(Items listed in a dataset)
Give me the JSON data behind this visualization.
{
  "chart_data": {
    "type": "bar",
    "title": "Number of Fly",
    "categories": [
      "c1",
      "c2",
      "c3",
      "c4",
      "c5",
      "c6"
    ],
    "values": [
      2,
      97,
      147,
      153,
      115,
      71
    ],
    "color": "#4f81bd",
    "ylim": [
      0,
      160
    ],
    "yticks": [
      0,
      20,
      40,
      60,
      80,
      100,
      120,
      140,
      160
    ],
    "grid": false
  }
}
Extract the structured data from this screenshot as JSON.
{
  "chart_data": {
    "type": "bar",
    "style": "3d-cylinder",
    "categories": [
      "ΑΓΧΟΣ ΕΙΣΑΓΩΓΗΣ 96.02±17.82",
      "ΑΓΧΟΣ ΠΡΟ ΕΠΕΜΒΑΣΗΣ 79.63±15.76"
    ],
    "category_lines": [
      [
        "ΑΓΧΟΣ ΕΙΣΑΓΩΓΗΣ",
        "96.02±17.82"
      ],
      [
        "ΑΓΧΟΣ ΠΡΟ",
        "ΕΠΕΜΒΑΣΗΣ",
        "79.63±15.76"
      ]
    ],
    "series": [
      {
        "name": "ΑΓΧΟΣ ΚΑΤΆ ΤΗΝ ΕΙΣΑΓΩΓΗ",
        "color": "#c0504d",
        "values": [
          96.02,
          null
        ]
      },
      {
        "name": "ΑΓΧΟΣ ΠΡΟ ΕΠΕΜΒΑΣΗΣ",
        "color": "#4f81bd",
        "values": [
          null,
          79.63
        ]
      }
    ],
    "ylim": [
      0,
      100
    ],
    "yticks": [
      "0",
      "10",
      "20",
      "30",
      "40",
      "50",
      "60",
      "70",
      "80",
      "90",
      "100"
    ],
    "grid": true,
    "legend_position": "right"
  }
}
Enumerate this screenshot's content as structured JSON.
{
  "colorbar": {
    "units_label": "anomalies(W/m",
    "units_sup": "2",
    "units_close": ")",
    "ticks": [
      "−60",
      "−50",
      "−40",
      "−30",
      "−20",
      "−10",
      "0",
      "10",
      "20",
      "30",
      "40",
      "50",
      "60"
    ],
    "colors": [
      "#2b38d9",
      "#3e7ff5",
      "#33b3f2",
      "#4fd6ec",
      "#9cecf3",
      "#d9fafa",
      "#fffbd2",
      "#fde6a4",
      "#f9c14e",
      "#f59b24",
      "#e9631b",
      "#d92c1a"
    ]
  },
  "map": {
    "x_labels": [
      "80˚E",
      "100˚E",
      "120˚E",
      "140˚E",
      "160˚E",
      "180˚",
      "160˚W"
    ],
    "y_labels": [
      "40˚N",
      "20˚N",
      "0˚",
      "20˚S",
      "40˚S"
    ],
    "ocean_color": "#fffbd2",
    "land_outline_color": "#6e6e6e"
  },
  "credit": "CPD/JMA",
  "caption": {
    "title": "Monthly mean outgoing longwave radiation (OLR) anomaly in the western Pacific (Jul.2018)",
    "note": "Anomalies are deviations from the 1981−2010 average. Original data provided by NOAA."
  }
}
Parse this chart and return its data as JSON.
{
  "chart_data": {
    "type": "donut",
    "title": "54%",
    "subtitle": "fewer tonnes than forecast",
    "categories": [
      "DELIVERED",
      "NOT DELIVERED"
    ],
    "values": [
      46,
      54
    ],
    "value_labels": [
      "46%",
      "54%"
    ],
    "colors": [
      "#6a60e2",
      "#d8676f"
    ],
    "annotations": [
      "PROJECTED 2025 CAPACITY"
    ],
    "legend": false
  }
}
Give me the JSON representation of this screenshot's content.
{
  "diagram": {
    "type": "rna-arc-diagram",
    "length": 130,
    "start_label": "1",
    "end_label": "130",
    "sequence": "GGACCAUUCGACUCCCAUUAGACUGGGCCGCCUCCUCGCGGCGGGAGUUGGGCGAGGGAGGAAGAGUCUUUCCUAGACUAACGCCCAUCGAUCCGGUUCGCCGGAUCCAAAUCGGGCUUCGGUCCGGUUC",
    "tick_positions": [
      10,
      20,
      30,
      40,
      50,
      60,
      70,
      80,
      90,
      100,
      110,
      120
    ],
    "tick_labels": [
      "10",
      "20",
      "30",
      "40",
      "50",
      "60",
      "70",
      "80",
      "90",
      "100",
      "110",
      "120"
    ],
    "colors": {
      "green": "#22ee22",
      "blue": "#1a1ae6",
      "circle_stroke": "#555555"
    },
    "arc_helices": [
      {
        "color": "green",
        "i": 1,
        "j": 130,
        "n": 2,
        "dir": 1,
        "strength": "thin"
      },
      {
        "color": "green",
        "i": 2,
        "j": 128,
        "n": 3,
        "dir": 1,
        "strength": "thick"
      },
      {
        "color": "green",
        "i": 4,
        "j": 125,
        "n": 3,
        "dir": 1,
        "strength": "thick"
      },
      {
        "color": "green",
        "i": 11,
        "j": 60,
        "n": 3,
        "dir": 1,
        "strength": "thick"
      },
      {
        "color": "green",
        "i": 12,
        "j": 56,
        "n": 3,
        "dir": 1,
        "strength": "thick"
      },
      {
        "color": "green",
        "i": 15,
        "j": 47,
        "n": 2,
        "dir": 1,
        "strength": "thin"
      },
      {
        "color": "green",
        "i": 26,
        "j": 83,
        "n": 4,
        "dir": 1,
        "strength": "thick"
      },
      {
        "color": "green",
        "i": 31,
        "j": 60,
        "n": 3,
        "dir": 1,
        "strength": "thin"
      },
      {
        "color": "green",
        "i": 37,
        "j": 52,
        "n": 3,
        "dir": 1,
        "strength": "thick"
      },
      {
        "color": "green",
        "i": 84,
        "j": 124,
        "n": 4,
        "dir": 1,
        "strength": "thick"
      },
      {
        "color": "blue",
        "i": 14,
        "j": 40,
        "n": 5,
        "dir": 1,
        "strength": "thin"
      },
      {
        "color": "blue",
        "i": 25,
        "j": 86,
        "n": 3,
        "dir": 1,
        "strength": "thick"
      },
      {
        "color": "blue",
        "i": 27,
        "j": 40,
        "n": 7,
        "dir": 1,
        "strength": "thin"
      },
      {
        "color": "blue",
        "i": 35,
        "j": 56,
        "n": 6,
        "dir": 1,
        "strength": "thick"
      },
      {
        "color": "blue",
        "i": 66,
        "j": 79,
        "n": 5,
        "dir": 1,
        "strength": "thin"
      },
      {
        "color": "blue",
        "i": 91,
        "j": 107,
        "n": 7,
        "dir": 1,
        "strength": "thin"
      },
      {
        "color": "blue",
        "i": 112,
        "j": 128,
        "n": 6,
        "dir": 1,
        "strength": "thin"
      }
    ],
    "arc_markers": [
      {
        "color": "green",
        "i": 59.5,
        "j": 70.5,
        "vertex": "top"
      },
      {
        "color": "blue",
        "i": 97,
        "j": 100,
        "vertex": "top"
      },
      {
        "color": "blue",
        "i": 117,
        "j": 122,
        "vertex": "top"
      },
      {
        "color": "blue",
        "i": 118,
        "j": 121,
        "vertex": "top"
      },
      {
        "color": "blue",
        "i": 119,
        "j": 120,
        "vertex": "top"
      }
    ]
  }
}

- Problem details -
Which lines contain the word "type"? Copy each one.

- Response to this exercise -
    "type": "bar",
    "type": "bar",
    "type": "donut",
    "type": "rna-arc-diagram",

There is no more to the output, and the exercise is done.